» PROMPT: Repeat every line below exactly as it reads.

» DATA PROVIDED:
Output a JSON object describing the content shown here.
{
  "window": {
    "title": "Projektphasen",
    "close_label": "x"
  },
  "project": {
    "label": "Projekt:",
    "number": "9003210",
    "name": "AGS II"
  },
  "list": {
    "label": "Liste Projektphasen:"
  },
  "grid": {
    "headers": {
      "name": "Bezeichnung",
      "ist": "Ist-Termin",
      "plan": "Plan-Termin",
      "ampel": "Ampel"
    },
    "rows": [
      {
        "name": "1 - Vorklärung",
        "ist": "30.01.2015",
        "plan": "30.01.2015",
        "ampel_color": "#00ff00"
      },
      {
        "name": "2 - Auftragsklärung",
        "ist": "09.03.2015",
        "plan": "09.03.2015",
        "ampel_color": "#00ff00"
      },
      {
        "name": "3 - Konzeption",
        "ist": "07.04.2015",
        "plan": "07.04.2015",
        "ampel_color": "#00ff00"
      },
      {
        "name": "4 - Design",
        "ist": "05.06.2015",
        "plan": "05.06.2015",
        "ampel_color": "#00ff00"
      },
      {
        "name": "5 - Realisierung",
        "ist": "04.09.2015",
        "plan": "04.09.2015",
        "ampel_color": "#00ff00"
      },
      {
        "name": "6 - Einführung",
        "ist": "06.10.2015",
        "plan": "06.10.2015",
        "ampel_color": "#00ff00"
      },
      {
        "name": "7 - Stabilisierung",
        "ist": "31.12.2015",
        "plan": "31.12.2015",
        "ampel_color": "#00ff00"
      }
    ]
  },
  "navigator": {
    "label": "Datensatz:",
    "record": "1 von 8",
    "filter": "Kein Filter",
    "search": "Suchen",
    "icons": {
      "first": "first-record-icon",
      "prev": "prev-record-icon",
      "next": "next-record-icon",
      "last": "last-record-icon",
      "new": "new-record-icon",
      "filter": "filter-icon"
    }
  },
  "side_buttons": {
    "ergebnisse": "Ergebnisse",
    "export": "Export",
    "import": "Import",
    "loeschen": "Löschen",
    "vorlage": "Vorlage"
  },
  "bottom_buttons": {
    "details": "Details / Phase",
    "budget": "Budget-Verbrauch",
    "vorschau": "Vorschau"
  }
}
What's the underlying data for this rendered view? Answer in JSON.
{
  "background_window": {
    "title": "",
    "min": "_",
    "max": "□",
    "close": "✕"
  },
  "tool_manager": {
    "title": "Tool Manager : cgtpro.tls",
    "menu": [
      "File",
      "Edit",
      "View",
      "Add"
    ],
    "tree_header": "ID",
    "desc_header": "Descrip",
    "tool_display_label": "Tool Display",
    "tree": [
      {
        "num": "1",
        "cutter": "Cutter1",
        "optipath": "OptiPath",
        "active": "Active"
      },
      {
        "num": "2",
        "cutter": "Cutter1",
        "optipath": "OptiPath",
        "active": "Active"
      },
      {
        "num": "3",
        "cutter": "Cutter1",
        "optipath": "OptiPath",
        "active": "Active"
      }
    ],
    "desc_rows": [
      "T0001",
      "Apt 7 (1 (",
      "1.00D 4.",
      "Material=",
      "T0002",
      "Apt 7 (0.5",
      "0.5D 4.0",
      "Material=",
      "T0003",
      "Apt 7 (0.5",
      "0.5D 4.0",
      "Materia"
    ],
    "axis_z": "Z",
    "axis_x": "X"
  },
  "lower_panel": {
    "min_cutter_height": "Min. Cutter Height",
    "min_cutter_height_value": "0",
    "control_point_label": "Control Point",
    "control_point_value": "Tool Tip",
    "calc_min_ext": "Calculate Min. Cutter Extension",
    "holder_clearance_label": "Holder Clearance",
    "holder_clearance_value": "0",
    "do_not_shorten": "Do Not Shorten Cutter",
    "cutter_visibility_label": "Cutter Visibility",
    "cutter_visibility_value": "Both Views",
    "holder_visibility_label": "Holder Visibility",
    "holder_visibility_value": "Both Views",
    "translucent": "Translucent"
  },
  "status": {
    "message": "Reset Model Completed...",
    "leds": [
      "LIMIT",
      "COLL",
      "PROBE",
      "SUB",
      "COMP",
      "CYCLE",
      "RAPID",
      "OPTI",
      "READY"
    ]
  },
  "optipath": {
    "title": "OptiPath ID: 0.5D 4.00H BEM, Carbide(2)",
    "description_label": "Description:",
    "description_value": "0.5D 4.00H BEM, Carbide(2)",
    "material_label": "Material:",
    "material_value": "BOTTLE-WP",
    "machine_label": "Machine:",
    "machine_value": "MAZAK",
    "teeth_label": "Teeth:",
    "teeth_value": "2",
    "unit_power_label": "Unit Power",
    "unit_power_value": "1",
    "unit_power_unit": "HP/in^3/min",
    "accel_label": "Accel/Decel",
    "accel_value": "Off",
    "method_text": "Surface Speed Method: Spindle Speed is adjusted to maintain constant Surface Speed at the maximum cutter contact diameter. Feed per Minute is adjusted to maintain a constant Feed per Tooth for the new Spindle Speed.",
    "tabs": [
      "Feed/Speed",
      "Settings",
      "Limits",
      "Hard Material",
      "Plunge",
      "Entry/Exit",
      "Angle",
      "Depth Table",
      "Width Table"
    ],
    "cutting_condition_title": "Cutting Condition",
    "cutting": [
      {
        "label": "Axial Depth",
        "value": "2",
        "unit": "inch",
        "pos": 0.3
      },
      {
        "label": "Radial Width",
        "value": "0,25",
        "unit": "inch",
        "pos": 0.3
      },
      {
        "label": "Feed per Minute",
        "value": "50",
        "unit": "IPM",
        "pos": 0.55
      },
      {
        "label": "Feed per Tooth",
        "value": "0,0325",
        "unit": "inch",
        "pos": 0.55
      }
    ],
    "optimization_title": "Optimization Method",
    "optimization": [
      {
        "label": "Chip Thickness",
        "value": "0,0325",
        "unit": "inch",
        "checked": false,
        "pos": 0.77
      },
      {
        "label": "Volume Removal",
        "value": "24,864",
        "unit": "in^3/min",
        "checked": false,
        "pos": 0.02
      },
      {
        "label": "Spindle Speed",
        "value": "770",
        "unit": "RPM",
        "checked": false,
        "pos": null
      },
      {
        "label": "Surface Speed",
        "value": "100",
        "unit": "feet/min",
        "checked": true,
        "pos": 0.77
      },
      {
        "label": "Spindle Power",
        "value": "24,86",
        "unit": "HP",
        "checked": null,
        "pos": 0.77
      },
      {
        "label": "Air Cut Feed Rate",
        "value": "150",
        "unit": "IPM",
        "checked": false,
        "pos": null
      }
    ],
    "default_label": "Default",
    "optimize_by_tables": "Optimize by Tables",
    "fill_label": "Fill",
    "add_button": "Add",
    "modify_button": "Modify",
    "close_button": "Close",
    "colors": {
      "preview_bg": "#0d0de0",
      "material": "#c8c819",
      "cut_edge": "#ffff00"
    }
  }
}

» OUTPUT:
Output a JSON object describing the content shown here.
{
  "window": {
    "title": "Projektphasen",
    "close_label": "x"
  },
  "project": {
    "label": "Projekt:",
    "number": "9003210",
    "name": "AGS II"
  },
  "list": {
    "label": "Liste Projektphasen:"
  },
  "grid": {
    "headers": {
      "name": "Bezeichnung",
      "ist": "Ist-Termin",
      "plan": "Plan-Termin",
      "ampel": "Ampel"
    },
    "rows": [
      {
        "name": "1 - Vorklärung",
        "ist": "30.01.2015",
        "plan": "30.01.2015",
        "ampel_color": "#00ff00"
      },
      {
        "name": "2 - Auftragsklärung",
        "ist": "09.03.2015",
        "plan": "09.03.2015",
        "ampel_color": "#00ff00"
      },
      {
        "name": "3 - Konzeption",
        "ist": "07.04.2015",
        "plan": "07.04.2015",
        "ampel_color": "#00ff00"
      },
      {
        "name": "4 - Design",
        "ist": "05.06.2015",
        "plan": "05.06.2015",
        "ampel_color": "#00ff00"
      },
      {
        "name": "5 - Realisierung",
        "ist": "04.09.2015",
        "plan": "04.09.2015",
        "ampel_color": "#00ff00"
      },
      {
        "name": "6 - Einführung",
        "ist": "06.10.2015",
        "plan": "06.10.2015",
        "ampel_color": "#00ff00"
      },
      {
        "name": "7 - Stabilisierung",
        "ist": "31.12.2015",
        "plan": "31.12.2015",
        "ampel_color": "#00ff00"
      }
    ]
  },
  "navigator": {
    "label": "Datensatz:",
    "record": "1 von 8",
    "filter": "Kein Filter",
    "search": "Suchen",
    "icons": {
      "first": "first-record-icon",
      "prev": "prev-record-icon",
      "next": "next-record-icon",
      "last": "last-record-icon",
      "new": "new-record-icon",
      "filter": "filter-icon"
    }
  },
  "side_buttons": {
    "ergebnisse": "Ergebnisse",
    "export": "Export",
    "import": "Import",
    "loeschen": "Löschen",
    "vorlage": "Vorlage"
  },
  "bottom_buttons": {
    "details": "Details / Phase",
    "budget": "Budget-Verbrauch",
    "vorschau": "Vorschau"
  }
}
What's the underlying data for this rendered view? Answer in JSON.
{
  "background_window": {
    "title": "",
    "min": "_",
    "max": "□",
    "close": "✕"
  },
  "tool_manager": {
    "title": "Tool Manager : cgtpro.tls",
    "menu": [
      "File",
      "Edit",
      "View",
      "Add"
    ],
    "tree_header": "ID",
    "desc_header": "Descrip",
    "tool_display_label": "Tool Display",
    "tree": [
      {
        "num": "1",
        "cutter": "Cutter1",
        "optipath": "OptiPath",
        "active": "Active"
      },
      {
        "num": "2",
        "cutter": "Cutter1",
        "optipath": "OptiPath",
        "active": "Active"
      },
      {
        "num": "3",
        "cutter": "Cutter1",
        "optipath": "OptiPath",
        "active": "Active"
      }
    ],
    "desc_rows": [
      "T0001",
      "Apt 7 (1 (",
      "1.00D 4.",
      "Material=",
      "T0002",
      "Apt 7 (0.5",
      "0.5D 4.0",
      "Material=",
      "T0003",
      "Apt 7 (0.5",
      "0.5D 4.0",
      "Materia"
    ],
    "axis_z": "Z",
    "axis_x": "X"
  },
  "lower_panel": {
    "min_cutter_height": "Min. Cutter Height",
    "min_cutter_height_value": "0",
    "control_point_label": "Control Point",
    "control_point_value": "Tool Tip",
    "calc_min_ext": "Calculate Min. Cutter Extension",
    "holder_clearance_label": "Holder Clearance",
    "holder_clearance_value": "0",
    "do_not_shorten": "Do Not Shorten Cutter",
    "cutter_visibility_label": "Cutter Visibility",
    "cutter_visibility_value": "Both Views",
    "holder_visibility_label": "Holder Visibility",
    "holder_visibility_value": "Both Views",
    "translucent": "Translucent"
  },
  "status": {
    "message": "Reset Model Completed...",
    "leds": [
      "LIMIT",
      "COLL",
      "PROBE",
      "SUB",
      "COMP",
      "CYCLE",
      "RAPID",
      "OPTI",
      "READY"
    ]
  },
  "optipath": {
    "title": "OptiPath ID: 0.5D 4.00H BEM, Carbide(2)",
    "description_label": "Description:",
    "description_value": "0.5D 4.00H BEM, Carbide(2)",
    "material_label": "Material:",
    "material_value": "BOTTLE-WP",
    "machine_label": "Machine:",
    "machine_value": "MAZAK",
    "teeth_label": "Teeth:",
    "teeth_value": "2",
    "unit_power_label": "Unit Power",
    "unit_power_value": "1",
    "unit_power_unit": "HP/in^3/min",
    "accel_label": "Accel/Decel",
    "accel_value": "Off",
    "method_text": "Surface Speed Method: Spindle Speed is adjusted to maintain constant Surface Speed at the maximum cutter contact diameter. Feed per Minute is adjusted to maintain a constant Feed per Tooth for the new Spindle Speed.",
    "tabs": [
      "Feed/Speed",
      "Settings",
      "Limits",
      "Hard Material",
      "Plunge",
      "Entry/Exit",
      "Angle",
      "Depth Table",
      "Width Table"
    ],
    "cutting_condition_title": "Cutting Condition",
    "cutting": [
      {
        "label": "Axial Depth",
        "value": "2",
        "unit": "inch",
        "pos": 0.3
      },
      {
        "label": "Radial Width",
        "value": "0,25",
        "unit": "inch",
        "pos": 0.3
      },
      {
        "label": "Feed per Minute",
        "value": "50",
        "unit": "IPM",
        "pos": 0.55
      },
      {
        "label": "Feed per Tooth",
        "value": "0,0325",
        "unit": "inch",
        "pos": 0.55
      }
    ],
    "optimization_title": "Optimization Method",
    "optimization": [
      {
        "label": "Chip Thickness",
        "value": "0,0325",
        "unit": "inch",
        "checked": false,
        "pos": 0.77
      },
      {
        "label": "Volume Removal",
        "value": "24,864",
        "unit": "in^3/min",
        "checked": false,
        "pos": 0.02
      },
      {
        "label": "Spindle Speed",
        "value": "770",
        "unit": "RPM",
        "checked": false,
        "pos": null
      },
      {
        "label": "Surface Speed",
        "value": "100",
        "unit": "feet/min",
        "checked": true,
        "pos": 0.77
      },
      {
        "label": "Spindle Power",
        "value": "24,86",
        "unit": "HP",
        "checked": null,
        "pos": 0.77
      },
      {
        "label": "Air Cut Feed Rate",
        "value": "150",
        "unit": "IPM",
        "checked": false,
        "pos": null
      }
    ],
    "default_label": "Default",
    "optimize_by_tables": "Optimize by Tables",
    "fill_label": "Fill",
    "add_button": "Add",
    "modify_button": "Modify",
    "close_button": "Close",
    "colors": {
      "preview_bg": "#0d0de0",
      "material": "#c8c819",
      "cut_edge": "#ffff00"
    }
  }
}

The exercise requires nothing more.